Set problem. Report every line below that holds the word "gelacht".

** begin Record excerpts **

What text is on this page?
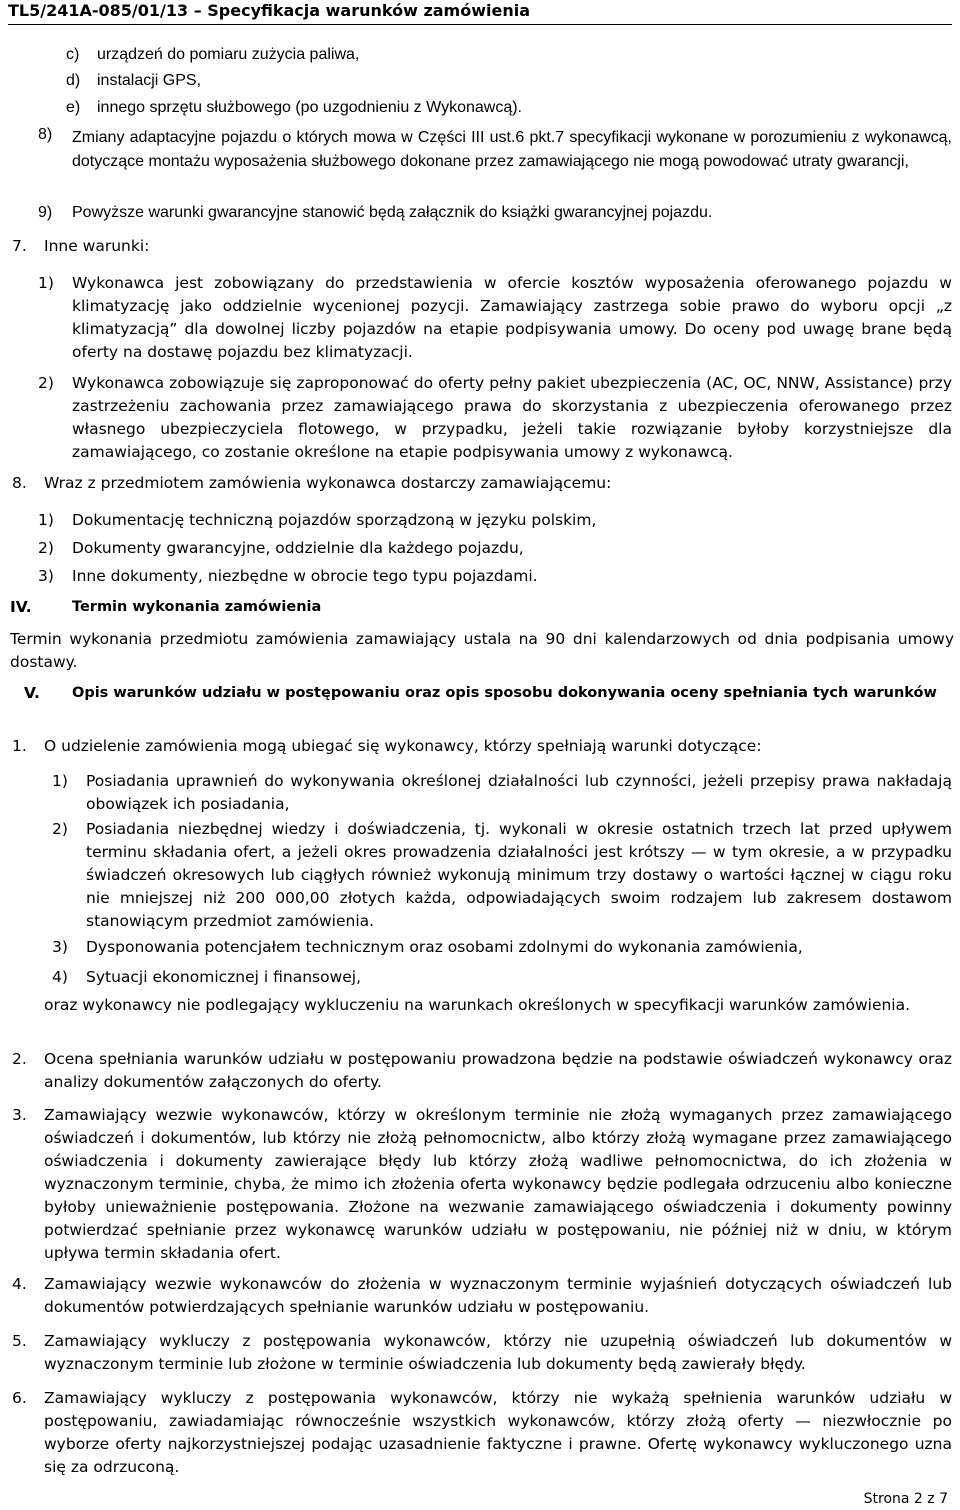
TL5/241A-085/01/13 – Specyfikacja warunków zamówienia
c) urządzeń do pomiaru zużycia paliwa,
d) instalacji GPS,
e) innego sprzętu służbowego (po uzgodnieniu z Wykonawcą).
8) Zmiany adaptacyjne pojazdu o których mowa w Części III ust.6 pkt.7 specyfikacji wykonane w porozumieniu z wykonawcą, dotyczące montażu wyposażenia służbowego dokonane przez zamawiającego nie mogą powodować utraty gwarancji,

9) Powyższe warunki gwarancyjne stanowić będą załącznik do książki gwarancyjnej pojazdu.

7. Inne warunki:
1) Wykonawca jest zobowiązany do przedstawienia w ofercie kosztów wyposażenia oferowanego pojazdu w klimatyzację jako oddzielnie wycenionej pozycji. Zamawiający zastrzega sobie prawo do wyboru opcji „z klimatyzacją” dla dowolnej liczby pojazdów na etapie podpisywania umowy. Do oceny pod uwagę brane będą oferty na dostawę pojazdu bez klimatyzacji.

2) Wykonawca zobowiązuje się zaproponować do oferty pełny pakiet ubezpieczenia (AC, OC, NNW, Assistance) przy zastrzeżeniu zachowania przez zamawiającego prawa do skorzystania z ubezpieczenia oferowanego przez własnego ubezpieczyciela flotowego, w przypadku, jeżeli takie rozwiązanie byłoby korzystniejsze dla zamawiającego, co zostanie określone na etapie podpisywania umowy z wykonawcą.

8. Wraz z przedmiotem zamówienia wykonawca dostarczy zamawiającemu:
1) Dokumentację techniczną pojazdów sporządzoną w języku polskim,
2) Dokumenty gwarancyjne, oddzielnie dla każdego pojazdu,
3) Inne dokumenty, niezbędne w obrocie tego typu pojazdami.
IV.	Termin wykonania zamówienia

Termin wykonania przedmiotu zamówienia zamawiający ustala na 90 dni kalendarzowych od dnia podpisania umowy dostawy.

V. Opis warunków udziału w postępowaniu oraz opis sposobu dokonywania oceny spełniania tych warunków

1. O udzielenie zamówienia mogą ubiegać się wykonawcy, którzy spełniają warunki dotyczące:
1) Posiadania uprawnień do wykonywania określonej działalności lub czynności, jeżeli przepisy prawa nakładają obowiązek ich posiadania,

2) Posiadania niezbędnej wiedzy i doświadczenia, tj. wykonali w okresie ostatnich trzech lat przed upływem terminu składania ofert, a jeżeli okres prowadzenia działalności jest krótszy — w tym okresie, a w przypadku świadczeń okresowych lub ciągłych również wykonują minimum trzy dostawy o wartości łącznej w ciągu roku nie mniejszej niż 200 000,00 złotych każda, odpowiadających swoim rodzajem lub zakresem dostawom stanowiącym przedmiot zamówienia.

3) Dysponowania potencjałem technicznym oraz osobami zdolnymi do wykonania zamówienia,
4) Sytuacji ekonomicznej i finansowej,

oraz wykonawcy nie podlegający wykluczeniu na warunkach określonych w specyfikacji warunków zamówienia.

2. Ocena spełniania warunków udziału w postępowaniu prowadzona będzie na podstawie oświadczeń wykonawcy oraz analizy dokumentów załączonych do oferty.

3. Zamawiający wezwie wykonawców, którzy w określonym terminie nie złożą wymaganych przez zamawiającego oświadczeń i dokumentów, lub którzy nie złożą pełnomocnictw, albo którzy złożą wymagane przez zamawiającego oświadczenia i dokumenty zawierające błędy lub którzy złożą wadliwe pełnomocnictwa, do ich złożenia w wyznaczonym terminie, chyba, że mimo ich złożenia oferta wykonawcy będzie podlegała odrzuceniu albo konieczne byłoby unieważnienie postępowania. Złożone na wezwanie zamawiającego oświadczenia i dokumenty powinny potwierdzać spełnianie przez wykonawcę warunków udziału w postępowaniu, nie później niż w dniu, w którym upływa termin składania ofert.

4. Zamawiający wezwie wykonawców do złożenia w wyznaczonym terminie wyjaśnień dotyczących oświadczeń lub dokumentów potwierdzających spełnianie warunków udziału w postępowaniu.

5. Zamawiający wykluczy z postępowania wykonawców, którzy nie uzupełnią oświadczeń lub dokumentów w wyznaczonym terminie lub złożone w terminie oświadczenia lub dokumenty będą zawierały błędy.

6. Zamawiający wykluczy z postępowania wykonawców, którzy nie wykażą spełnienia warunków udziału w postępowaniu, zawiadamiając równocześnie wszystkich wykonawców, którzy złożą oferty — niezwłocznie po wyborze oferty najkorzystniejszej podając uzasadnienie faktyczne i prawne. Ofertę wykonawcy wykluczonego uzna się za odrzuconą.

Strona 2 z 7
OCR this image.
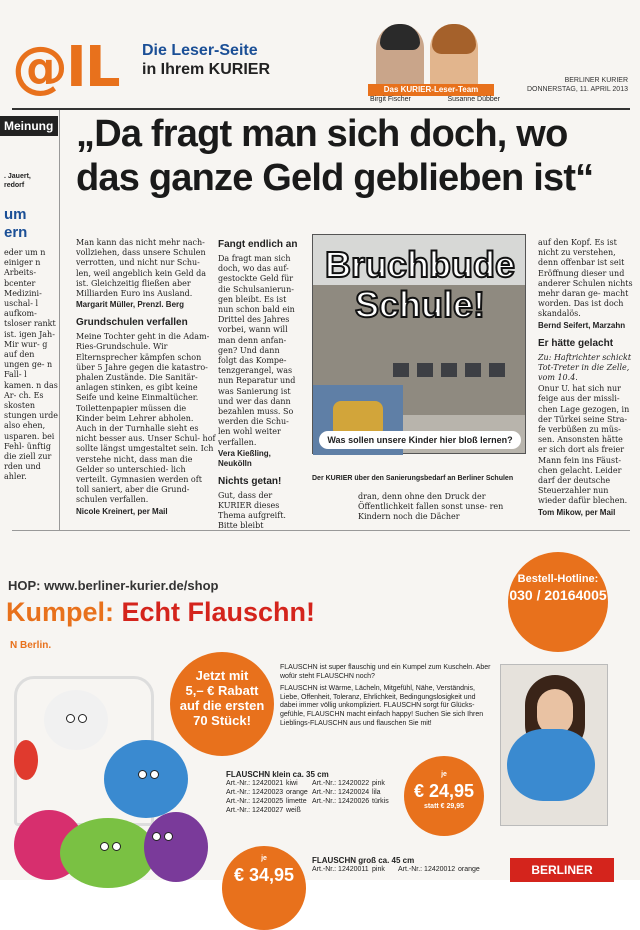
@IL	Die Leser-Seite
in Ihrem KURIER
Das KURIER-Leser-Team
Birgit Fischer	Susanne Dübber
BERLINER KURIER
DONNERSTAG, 11. APRIL 2013
Meinung
. Jauert,
redorf
um
ern
eder um n einiger n Arbeits- bcenter Medizini- uschal- l aufkom- tsloser rankt ist. igen Jah- Mir wur- g auf den ungen ge- n Fall- l kamen. n das Ar- ch. Es skosten stungen urde also ehen, usparen. bei Fehl- ünftig die ziell zur rden und ahler.
„Da fragt man sich doch, wo das ganze Geld geblieben ist“

Man kann das nicht mehr nach- vollziehen, dass unsere Schulen verrotten, und nicht nur Schu- len, weil angeblich kein Geld da ist. Gleichzeitig fließen aber Milliarden Euro ins Ausland.

Margarit Müller, Prenzl. Berg
Grundschulen verfallen

Meine Tochter geht in die Adam-Ries-Grundschule. Wir Elternsprecher kämpfen schon über 5 Jahre gegen die katastro- phalen Zustände. Die Sanitär- anlagen stinken, es gibt keine Seife und keine Einmaltücher. Toilettenpapier müssen die Kinder beim Lehrer abholen. Auch in der Turnhalle sieht es nicht besser aus. Unser Schul- hof sollte längst umgestaltet sein. Ich verstehe nicht, dass man die Gelder so unterschied- lich verteilt. Gymnasien werden oft toll saniert, aber die Grund- schulen verfallen.

Nicole Kreinert, per Mail
Fangt endlich an

Da fragt man sich doch, wo das auf- gestockte Geld für die Schulsanierun- gen bleibt. Es ist nun schon bald ein Drittel des Jahres vorbei, wann will man denn anfan- gen? Und dann folgt das Kompe- tenzgerangel, was nun Reparatur und was Sanierung ist und wer das dann bezahlen muss. So werden die Schu- len wohl weiter verfallen.

Vera Kießling, Neukölln
Nichts getan!

Gut, dass der KURIER dieses Thema aufgreift. Bitte bleibt

Bruchbude
Schule!
Was sollen unsere Kinder hier bloß lernen?
Der KURIER über den Sanierungsbedarf an Berliner Schulen
dran, denn ohne den Druck der Öffentlichkeit fallen sonst unse- ren Kindern noch die Dächer

auf den Kopf. Es ist nicht zu verstehen, denn offenbar ist seit Eröffnung dieser und anderer Schulen nichts mehr daran ge- macht worden. Das ist doch skandalös.

Bernd Seifert, Marzahn
Er hätte gelacht

Zu: Haftrichter schickt Tot-Treter in die Zelle, vom 10.4.

Onur U. hat sich nur feige aus der missli- chen Lage gezogen, in der Türkei seine Stra- fe verbüßen zu müs- sen. Ansonsten hätte er sich dort als freier Mann fein ins Fäust- chen gelacht. Leider darf der deutsche Steuerzahler nun wieder dafür blechen.

Tom Mikow, per Mail
HOP: www.berliner-kurier.de/shop
Kumpel: Echt Flauschn!
N Berlin.
Bestell-Hotline:
030 / 20164005
Jetzt mit
5,– € Rabatt
auf die ersten
70 Stück!

FLAUSCHN ist super flauschig und ein Kumpel zum Kuscheln. Aber wofür steht FLAUSCHN noch?

FLAUSCHN ist Wärme, Lächeln, Mitgefühl, Nähe, Verständnis, Liebe, Offenheit, Toleranz, Ehrlichkeit, Bedingungslosigkeit und dabei immer völlig unkompliziert. FLAUSCHN sorgt für Glücks- gefühle, FLAUSCHN macht einfach happy! Suchen Sie sich Ihren Lieblings-FLAUSCHN aus und flauschen Sie mit!

FLAUSCHN klein ca. 35 cm
Art.-Nr.: 12420021 kiwi	Art.-Nr.: 12420022 pink
Art.-Nr.: 12420023 orange Art.-Nr.: 12420024 lila
Art.-Nr.: 12420025 limette Art.-Nr.: 12420026 türkis
Art.-Nr.: 12420027 weiß
je
€ 24,95
statt € 29,95
je
€ 34,95
FLAUSCHN groß ca. 45 cm
Art.-Nr.: 12420011 pink	Art.-Nr.: 12420012 orange	BERLINER KURIER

** end Record excerpts **

Written solution.
Er hätte gelacht
Onur U. hat sich nur feige aus der missli- chen Lage gezogen, in der Türkei seine Stra- fe verbüßen zu müs- sen. Ansonsten hätte er sich dort als freier Mann fein ins Fäust- chen gelacht. Leider darf der deutsche Steuerzahler nun wieder dafür blechen.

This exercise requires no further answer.